WORK REQUIRED = List each line in which the string "公称直径" appears.

Records from a dataset:
• • • • • • •

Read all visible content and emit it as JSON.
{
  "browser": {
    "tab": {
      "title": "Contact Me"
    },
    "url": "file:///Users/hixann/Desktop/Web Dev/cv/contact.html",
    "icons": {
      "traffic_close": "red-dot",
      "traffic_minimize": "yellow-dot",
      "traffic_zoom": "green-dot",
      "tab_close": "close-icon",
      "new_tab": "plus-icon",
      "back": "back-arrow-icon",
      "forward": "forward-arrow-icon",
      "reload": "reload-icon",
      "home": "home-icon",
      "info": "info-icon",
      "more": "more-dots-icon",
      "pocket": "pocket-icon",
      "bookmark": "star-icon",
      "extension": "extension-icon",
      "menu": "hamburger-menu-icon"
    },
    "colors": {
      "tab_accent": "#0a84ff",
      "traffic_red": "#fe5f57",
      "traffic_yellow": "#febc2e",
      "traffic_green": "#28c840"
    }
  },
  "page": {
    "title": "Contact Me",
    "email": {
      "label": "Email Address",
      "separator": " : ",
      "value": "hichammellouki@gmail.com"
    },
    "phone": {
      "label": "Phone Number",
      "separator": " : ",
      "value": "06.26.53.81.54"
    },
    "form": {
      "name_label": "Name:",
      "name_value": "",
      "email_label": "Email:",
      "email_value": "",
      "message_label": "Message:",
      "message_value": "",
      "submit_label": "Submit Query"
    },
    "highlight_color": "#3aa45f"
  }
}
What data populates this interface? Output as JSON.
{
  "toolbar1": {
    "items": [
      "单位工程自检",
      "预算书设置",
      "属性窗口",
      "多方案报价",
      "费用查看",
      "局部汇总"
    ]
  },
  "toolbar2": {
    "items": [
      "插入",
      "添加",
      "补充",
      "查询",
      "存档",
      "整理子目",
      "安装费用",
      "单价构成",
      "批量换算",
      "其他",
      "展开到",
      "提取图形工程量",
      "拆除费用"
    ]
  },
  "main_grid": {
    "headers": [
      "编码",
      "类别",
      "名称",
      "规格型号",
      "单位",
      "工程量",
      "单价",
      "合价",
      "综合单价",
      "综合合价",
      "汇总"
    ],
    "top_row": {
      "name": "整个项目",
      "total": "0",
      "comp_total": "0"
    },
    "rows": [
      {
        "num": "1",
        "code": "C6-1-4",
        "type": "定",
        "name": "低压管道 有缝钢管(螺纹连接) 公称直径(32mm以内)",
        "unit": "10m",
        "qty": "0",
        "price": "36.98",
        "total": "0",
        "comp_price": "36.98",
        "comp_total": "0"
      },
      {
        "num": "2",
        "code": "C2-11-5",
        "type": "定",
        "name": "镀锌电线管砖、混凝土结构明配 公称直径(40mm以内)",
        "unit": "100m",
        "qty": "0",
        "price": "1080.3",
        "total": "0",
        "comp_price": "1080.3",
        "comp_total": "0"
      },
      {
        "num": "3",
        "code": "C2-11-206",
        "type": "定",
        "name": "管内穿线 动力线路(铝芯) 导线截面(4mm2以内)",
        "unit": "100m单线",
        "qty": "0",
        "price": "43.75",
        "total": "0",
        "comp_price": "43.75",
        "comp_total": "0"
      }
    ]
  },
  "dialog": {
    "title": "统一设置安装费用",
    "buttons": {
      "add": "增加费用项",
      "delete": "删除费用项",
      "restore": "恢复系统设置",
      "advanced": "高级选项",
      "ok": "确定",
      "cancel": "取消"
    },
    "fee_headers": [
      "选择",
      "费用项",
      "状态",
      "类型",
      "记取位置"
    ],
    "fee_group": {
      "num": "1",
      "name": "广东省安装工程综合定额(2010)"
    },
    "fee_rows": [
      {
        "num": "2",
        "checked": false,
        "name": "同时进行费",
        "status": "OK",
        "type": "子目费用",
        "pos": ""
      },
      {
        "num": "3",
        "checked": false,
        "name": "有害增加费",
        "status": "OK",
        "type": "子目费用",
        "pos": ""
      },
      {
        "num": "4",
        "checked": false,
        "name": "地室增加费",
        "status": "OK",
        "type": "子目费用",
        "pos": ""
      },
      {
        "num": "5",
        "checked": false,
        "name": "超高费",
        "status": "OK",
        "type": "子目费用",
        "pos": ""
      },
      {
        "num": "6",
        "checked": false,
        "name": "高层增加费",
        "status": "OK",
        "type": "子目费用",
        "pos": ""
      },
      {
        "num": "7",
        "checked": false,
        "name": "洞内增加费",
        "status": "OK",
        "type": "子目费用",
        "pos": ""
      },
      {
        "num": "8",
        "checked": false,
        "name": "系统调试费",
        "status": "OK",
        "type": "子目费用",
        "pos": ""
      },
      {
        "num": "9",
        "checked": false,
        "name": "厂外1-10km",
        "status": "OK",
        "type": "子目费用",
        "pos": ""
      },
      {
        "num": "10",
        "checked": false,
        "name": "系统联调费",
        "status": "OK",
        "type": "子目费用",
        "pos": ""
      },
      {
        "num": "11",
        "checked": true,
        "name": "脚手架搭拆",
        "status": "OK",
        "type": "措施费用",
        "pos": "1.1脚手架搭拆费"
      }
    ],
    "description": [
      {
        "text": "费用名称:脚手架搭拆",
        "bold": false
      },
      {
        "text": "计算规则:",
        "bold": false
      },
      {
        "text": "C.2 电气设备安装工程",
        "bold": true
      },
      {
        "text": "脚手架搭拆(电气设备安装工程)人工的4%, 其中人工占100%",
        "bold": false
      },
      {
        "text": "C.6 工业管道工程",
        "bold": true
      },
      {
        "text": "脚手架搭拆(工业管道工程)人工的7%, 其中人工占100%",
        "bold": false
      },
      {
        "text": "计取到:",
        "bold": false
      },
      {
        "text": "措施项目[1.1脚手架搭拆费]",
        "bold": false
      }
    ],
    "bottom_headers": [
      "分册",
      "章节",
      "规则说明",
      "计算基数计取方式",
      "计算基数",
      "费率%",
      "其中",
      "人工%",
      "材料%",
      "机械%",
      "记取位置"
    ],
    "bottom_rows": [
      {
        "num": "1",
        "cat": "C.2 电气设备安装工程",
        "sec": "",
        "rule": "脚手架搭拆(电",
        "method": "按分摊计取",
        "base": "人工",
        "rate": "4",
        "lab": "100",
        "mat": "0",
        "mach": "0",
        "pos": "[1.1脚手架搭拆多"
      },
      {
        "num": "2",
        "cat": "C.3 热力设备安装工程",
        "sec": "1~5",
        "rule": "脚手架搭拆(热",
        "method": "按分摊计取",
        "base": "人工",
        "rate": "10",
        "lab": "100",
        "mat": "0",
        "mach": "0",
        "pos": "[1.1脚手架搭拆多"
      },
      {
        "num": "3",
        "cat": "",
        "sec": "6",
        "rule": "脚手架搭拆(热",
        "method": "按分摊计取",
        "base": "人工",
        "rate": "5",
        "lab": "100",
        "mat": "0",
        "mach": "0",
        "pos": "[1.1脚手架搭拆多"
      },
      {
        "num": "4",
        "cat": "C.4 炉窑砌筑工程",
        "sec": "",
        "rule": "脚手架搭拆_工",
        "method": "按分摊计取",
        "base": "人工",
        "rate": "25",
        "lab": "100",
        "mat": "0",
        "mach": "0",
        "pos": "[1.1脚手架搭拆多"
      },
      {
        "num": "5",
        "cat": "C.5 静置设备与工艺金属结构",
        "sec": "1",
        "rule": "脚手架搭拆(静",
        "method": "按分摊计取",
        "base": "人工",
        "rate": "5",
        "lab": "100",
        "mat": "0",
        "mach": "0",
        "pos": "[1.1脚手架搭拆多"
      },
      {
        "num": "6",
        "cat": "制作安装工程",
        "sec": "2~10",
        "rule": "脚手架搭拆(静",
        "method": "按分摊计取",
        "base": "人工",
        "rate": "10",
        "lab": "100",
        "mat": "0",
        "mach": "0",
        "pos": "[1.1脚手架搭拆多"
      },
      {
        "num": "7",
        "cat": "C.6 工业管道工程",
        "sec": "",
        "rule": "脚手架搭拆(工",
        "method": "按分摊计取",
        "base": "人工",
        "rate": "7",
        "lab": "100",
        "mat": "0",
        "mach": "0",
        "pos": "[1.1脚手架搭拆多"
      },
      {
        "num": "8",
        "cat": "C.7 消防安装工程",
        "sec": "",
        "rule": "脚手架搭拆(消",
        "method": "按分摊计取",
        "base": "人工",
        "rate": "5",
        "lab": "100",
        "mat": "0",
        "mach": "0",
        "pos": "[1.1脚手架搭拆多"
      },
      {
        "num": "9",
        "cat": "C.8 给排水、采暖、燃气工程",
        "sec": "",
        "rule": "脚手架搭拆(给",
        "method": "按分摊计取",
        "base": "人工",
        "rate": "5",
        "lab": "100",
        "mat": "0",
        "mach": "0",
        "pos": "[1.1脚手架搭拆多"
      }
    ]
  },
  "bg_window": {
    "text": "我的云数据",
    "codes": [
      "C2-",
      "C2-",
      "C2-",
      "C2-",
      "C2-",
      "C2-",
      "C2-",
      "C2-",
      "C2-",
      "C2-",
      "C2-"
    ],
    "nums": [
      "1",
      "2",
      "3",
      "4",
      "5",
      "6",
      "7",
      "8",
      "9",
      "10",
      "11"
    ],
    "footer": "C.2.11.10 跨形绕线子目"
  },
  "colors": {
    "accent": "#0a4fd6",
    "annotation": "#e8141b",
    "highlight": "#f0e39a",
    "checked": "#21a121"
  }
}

• • • • • • •

PROBLEM SOLUTION =
        "name": "低压管道 有缝钢管(螺纹连接) 公称直径(32mm以内)",
        "name": "镀锌电线管砖、混凝土结构明配 公称直径(40mm以内)",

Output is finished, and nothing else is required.